Tally the lines that contain "photo" and report the total alone.
┌──
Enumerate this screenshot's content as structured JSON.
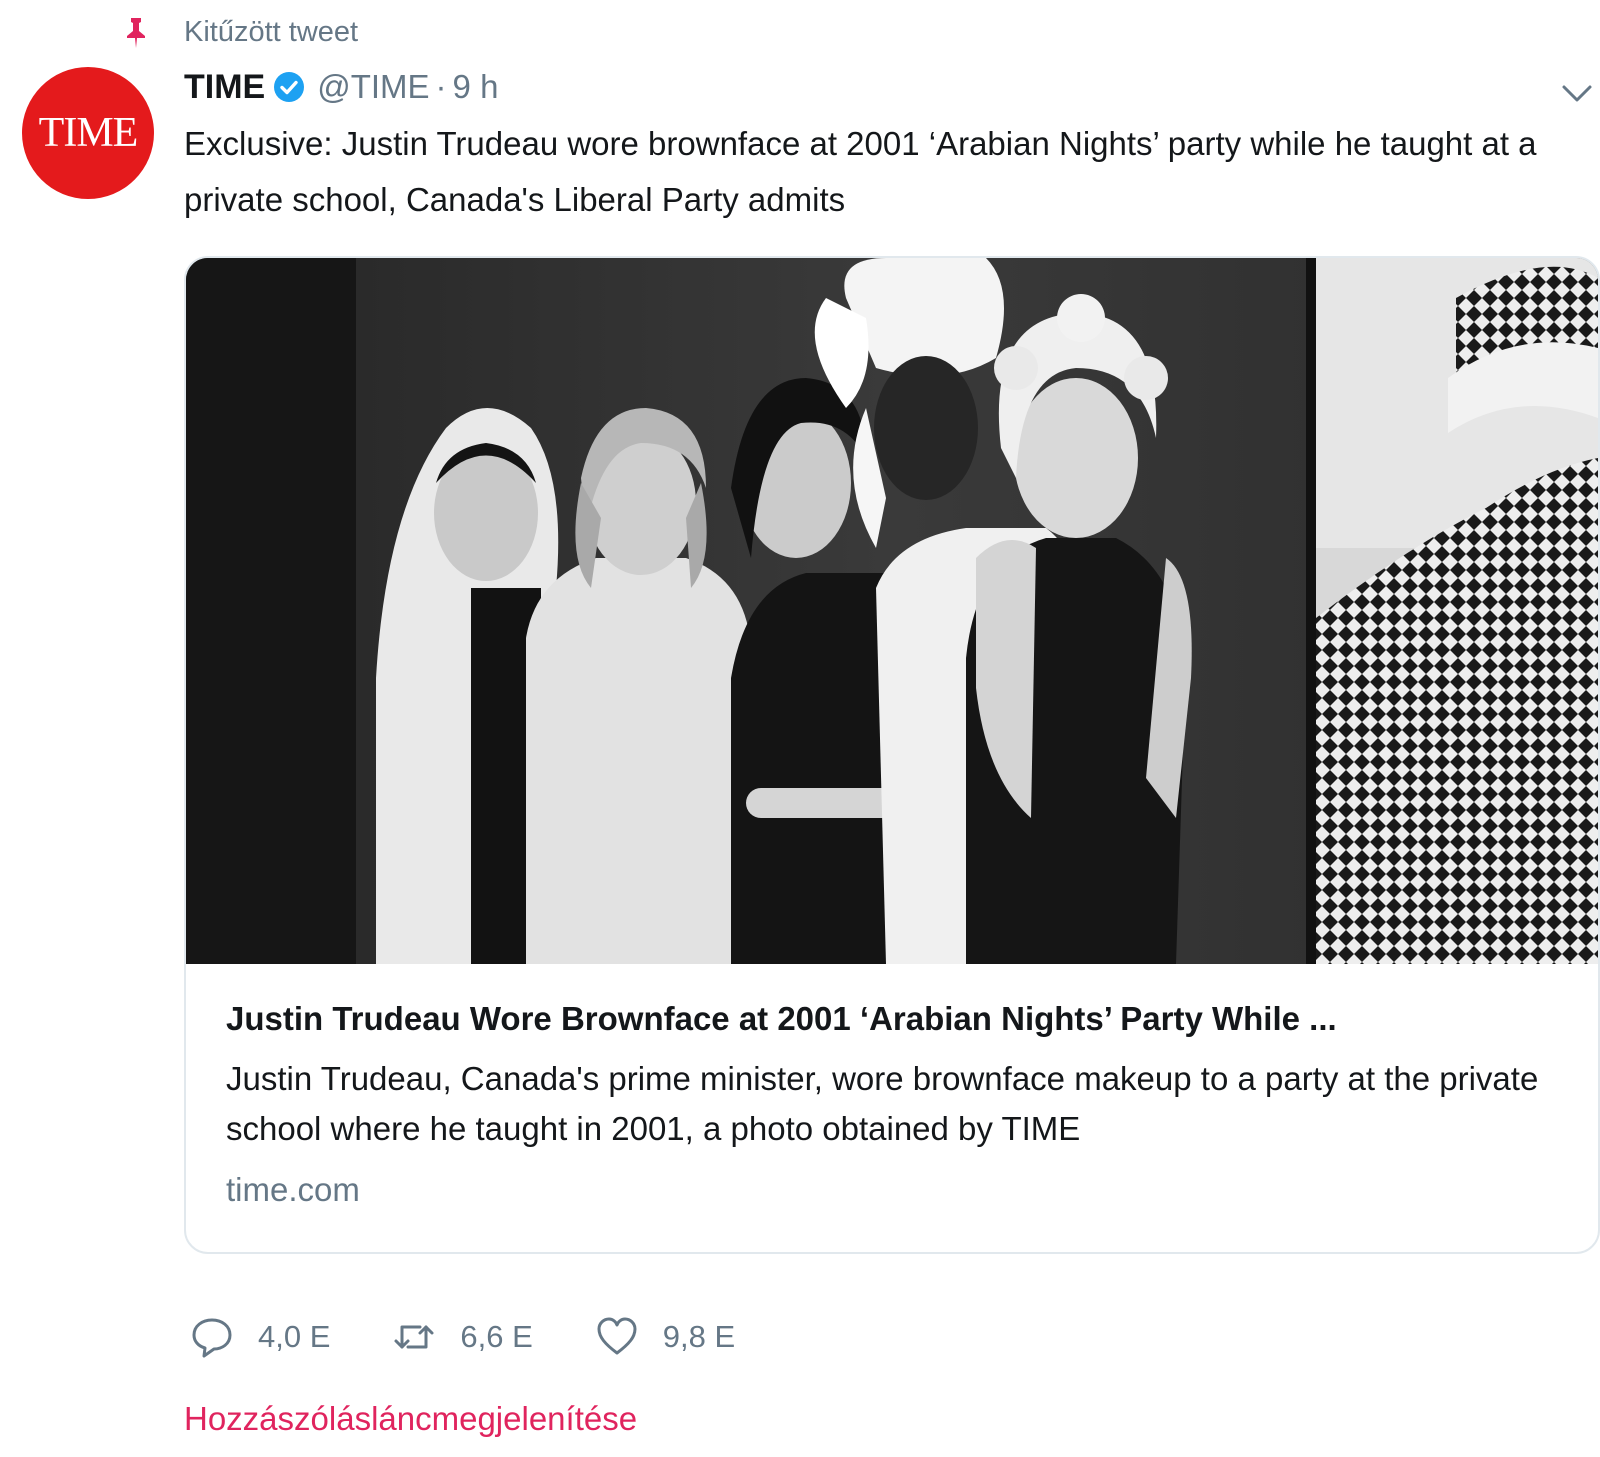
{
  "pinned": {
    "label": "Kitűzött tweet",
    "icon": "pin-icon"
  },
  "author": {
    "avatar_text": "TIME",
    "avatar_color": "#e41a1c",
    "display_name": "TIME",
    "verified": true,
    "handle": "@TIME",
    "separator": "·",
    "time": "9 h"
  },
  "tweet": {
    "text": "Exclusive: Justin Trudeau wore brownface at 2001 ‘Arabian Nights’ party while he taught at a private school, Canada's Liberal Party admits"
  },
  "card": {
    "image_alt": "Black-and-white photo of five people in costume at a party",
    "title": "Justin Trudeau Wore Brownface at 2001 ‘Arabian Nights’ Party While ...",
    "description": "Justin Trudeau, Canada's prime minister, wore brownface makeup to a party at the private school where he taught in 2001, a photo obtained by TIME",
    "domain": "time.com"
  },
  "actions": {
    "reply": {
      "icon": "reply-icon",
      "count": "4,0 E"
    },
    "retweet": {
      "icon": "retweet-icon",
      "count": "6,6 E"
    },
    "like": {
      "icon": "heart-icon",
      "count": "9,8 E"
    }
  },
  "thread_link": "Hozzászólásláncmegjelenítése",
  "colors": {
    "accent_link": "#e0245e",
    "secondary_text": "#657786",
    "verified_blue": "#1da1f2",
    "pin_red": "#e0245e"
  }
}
└──
» **The completed task**
2